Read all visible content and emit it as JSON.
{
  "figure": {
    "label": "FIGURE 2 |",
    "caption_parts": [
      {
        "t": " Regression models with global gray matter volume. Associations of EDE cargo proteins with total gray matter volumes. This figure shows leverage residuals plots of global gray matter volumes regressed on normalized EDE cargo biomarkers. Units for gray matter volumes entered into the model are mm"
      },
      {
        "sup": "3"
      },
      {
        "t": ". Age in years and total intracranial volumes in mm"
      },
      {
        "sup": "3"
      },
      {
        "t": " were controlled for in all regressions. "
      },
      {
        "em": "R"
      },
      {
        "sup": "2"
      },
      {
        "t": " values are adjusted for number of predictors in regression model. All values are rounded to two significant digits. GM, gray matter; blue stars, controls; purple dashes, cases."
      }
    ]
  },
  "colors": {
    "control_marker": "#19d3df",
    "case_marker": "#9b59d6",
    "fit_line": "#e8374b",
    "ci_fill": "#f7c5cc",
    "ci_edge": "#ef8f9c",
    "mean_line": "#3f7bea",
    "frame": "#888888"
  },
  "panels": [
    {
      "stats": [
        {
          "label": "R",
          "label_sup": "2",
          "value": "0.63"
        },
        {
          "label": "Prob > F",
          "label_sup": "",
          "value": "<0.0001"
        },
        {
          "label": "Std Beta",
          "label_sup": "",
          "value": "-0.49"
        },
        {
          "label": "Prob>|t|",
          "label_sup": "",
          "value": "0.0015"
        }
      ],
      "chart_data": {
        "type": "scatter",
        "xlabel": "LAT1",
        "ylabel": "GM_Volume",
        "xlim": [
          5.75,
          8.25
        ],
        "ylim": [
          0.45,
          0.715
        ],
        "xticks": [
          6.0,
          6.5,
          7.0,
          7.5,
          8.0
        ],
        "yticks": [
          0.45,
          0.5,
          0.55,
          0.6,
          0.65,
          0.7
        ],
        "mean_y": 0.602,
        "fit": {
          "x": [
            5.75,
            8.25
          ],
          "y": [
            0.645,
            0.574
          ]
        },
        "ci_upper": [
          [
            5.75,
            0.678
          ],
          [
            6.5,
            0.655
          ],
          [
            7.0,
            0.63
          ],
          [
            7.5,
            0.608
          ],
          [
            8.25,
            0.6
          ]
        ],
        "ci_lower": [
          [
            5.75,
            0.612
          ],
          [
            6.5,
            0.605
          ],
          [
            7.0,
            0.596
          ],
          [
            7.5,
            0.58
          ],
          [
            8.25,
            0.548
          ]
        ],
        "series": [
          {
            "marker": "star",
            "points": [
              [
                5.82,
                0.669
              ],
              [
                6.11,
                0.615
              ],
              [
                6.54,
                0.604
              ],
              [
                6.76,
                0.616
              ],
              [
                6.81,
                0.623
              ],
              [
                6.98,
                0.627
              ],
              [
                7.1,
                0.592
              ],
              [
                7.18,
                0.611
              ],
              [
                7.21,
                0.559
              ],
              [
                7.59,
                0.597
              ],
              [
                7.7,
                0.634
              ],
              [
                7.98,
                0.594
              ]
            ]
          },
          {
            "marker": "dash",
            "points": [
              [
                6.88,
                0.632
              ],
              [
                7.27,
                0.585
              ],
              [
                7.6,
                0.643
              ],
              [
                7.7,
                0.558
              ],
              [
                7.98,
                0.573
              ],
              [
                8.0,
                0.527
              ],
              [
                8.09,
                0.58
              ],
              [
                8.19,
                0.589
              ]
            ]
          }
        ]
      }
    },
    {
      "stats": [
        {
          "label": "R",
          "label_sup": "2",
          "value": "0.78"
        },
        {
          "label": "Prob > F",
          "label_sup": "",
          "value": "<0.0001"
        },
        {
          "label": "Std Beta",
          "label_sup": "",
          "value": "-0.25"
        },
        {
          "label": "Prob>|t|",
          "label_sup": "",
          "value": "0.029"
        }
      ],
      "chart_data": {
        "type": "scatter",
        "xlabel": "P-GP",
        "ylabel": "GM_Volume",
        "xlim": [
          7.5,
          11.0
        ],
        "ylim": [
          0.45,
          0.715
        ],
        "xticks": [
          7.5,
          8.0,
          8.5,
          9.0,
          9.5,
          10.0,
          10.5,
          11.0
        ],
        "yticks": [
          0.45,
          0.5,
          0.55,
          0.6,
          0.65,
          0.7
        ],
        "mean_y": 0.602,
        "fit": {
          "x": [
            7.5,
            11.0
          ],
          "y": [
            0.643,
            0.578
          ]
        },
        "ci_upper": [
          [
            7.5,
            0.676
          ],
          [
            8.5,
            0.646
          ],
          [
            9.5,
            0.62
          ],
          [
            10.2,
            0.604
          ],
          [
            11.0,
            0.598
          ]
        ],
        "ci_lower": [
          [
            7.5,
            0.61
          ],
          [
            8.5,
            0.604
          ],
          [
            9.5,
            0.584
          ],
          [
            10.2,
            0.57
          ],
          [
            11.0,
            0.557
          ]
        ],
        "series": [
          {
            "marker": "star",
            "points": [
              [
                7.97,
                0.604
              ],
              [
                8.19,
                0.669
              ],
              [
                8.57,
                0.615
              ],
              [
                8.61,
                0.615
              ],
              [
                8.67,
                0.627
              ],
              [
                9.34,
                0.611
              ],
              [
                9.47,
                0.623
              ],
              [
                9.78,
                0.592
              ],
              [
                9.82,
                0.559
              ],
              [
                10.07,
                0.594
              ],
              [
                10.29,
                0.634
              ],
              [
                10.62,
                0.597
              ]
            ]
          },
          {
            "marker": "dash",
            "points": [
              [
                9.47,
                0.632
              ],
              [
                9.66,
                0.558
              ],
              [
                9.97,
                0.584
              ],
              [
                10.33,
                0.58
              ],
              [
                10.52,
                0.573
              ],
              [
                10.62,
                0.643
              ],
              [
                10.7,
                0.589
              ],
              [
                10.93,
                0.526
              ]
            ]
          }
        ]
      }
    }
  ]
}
___
Transcribe the entire listing without a single omission.

Read all visible content and emit it as JSON.
{
  "figure": {
    "label": "FIGURE 2 |",
    "caption_parts": [
      {
        "t": " Regression models with global gray matter volume. Associations of EDE cargo proteins with total gray matter volumes. This figure shows leverage residuals plots of global gray matter volumes regressed on normalized EDE cargo biomarkers. Units for gray matter volumes entered into the model are mm"
      },
      {
        "sup": "3"
      },
      {
        "t": ". Age in years and total intracranial volumes in mm"
      },
      {
        "sup": "3"
      },
      {
        "t": " were controlled for in all regressions. "
      },
      {
        "em": "R"
      },
      {
        "sup": "2"
      },
      {
        "t": " values are adjusted for number of predictors in regression model. All values are rounded to two significant digits. GM, gray matter; blue stars, controls; purple dashes, cases."
      }
    ]
  },
  "colors": {
    "control_marker": "#19d3df",
    "case_marker": "#9b59d6",
    "fit_line": "#e8374b",
    "ci_fill": "#f7c5cc",
    "ci_edge": "#ef8f9c",
    "mean_line": "#3f7bea",
    "frame": "#888888"
  },
  "panels": [
    {
      "stats": [
        {
          "label": "R",
          "label_sup": "2",
          "value": "0.63"
        },
        {
          "label": "Prob > F",
          "label_sup": "",
          "value": "<0.0001"
        },
        {
          "label": "Std Beta",
          "label_sup": "",
          "value": "-0.49"
        },
        {
          "label": "Prob>|t|",
          "label_sup": "",
          "value": "0.0015"
        }
      ],
      "chart_data": {
        "type": "scatter",
        "xlabel": "LAT1",
        "ylabel": "GM_Volume",
        "xlim": [
          5.75,
          8.25
        ],
        "ylim": [
          0.45,
          0.715
        ],
        "xticks": [
          6.0,
          6.5,
          7.0,
          7.5,
          8.0
        ],
        "yticks": [
          0.45,
          0.5,
          0.55,
          0.6,
          0.65,
          0.7
        ],
        "mean_y": 0.602,
        "fit": {
          "x": [
            5.75,
            8.25
          ],
          "y": [
            0.645,
            0.574
          ]
        },
        "ci_upper": [
          [
            5.75,
            0.678
          ],
          [
            6.5,
            0.655
          ],
          [
            7.0,
            0.63
          ],
          [
            7.5,
            0.608
          ],
          [
            8.25,
            0.6
          ]
        ],
        "ci_lower": [
          [
            5.75,
            0.612
          ],
          [
            6.5,
            0.605
          ],
          [
            7.0,
            0.596
          ],
          [
            7.5,
            0.58
          ],
          [
            8.25,
            0.548
          ]
        ],
        "series": [
          {
            "marker": "star",
            "points": [
              [
                5.82,
                0.669
              ],
              [
                6.11,
                0.615
              ],
              [
                6.54,
                0.604
              ],
              [
                6.76,
                0.616
              ],
              [
                6.81,
                0.623
              ],
              [
                6.98,
                0.627
              ],
              [
                7.1,
                0.592
              ],
              [
                7.18,
                0.611
              ],
              [
                7.21,
                0.559
              ],
              [
                7.59,
                0.597
              ],
              [
                7.7,
                0.634
              ],
              [
                7.98,
                0.594
              ]
            ]
          },
          {
            "marker": "dash",
            "points": [
              [
                6.88,
                0.632
              ],
              [
                7.27,
                0.585
              ],
              [
                7.6,
                0.643
              ],
              [
                7.7,
                0.558
              ],
              [
                7.98,
                0.573
              ],
              [
                8.0,
                0.527
              ],
              [
                8.09,
                0.58
              ],
              [
                8.19,
                0.589
              ]
            ]
          }
        ]
      }
    },
    {
      "stats": [
        {
          "label": "R",
          "label_sup": "2",
          "value": "0.78"
        },
        {
          "label": "Prob > F",
          "label_sup": "",
          "value": "<0.0001"
        },
        {
          "label": "Std Beta",
          "label_sup": "",
          "value": "-0.25"
        },
        {
          "label": "Prob>|t|",
          "label_sup": "",
          "value": "0.029"
        }
      ],
      "chart_data": {
        "type": "scatter",
        "xlabel": "P-GP",
        "ylabel": "GM_Volume",
        "xlim": [
          7.5,
          11.0
        ],
        "ylim": [
          0.45,
          0.715
        ],
        "xticks": [
          7.5,
          8.0,
          8.5,
          9.0,
          9.5,
          10.0,
          10.5,
          11.0
        ],
        "yticks": [
          0.45,
          0.5,
          0.55,
          0.6,
          0.65,
          0.7
        ],
        "mean_y": 0.602,
        "fit": {
          "x": [
            7.5,
            11.0
          ],
          "y": [
            0.643,
            0.578
          ]
        },
        "ci_upper": [
          [
            7.5,
            0.676
          ],
          [
            8.5,
            0.646
          ],
          [
            9.5,
            0.62
          ],
          [
            10.2,
            0.604
          ],
          [
            11.0,
            0.598
          ]
        ],
        "ci_lower": [
          [
            7.5,
            0.61
          ],
          [
            8.5,
            0.604
          ],
          [
            9.5,
            0.584
          ],
          [
            10.2,
            0.57
          ],
          [
            11.0,
            0.557
          ]
        ],
        "series": [
          {
            "marker": "star",
            "points": [
              [
                7.97,
                0.604
              ],
              [
                8.19,
                0.669
              ],
              [
                8.57,
                0.615
              ],
              [
                8.61,
                0.615
              ],
              [
                8.67,
                0.627
              ],
              [
                9.34,
                0.611
              ],
              [
                9.47,
                0.623
              ],
              [
                9.78,
                0.592
              ],
              [
                9.82,
                0.559
              ],
              [
                10.07,
                0.594
              ],
              [
                10.29,
                0.634
              ],
              [
                10.62,
                0.597
              ]
            ]
          },
          {
            "marker": "dash",
            "points": [
              [
                9.47,
                0.632
              ],
              [
                9.66,
                0.558
              ],
              [
                9.97,
                0.584
              ],
              [
                10.33,
                0.58
              ],
              [
                10.52,
                0.573
              ],
              [
                10.62,
                0.643
              ],
              [
                10.7,
                0.589
              ],
              [
                10.93,
                0.526
              ]
            ]
          }
        ]
      }
    }
  ]
}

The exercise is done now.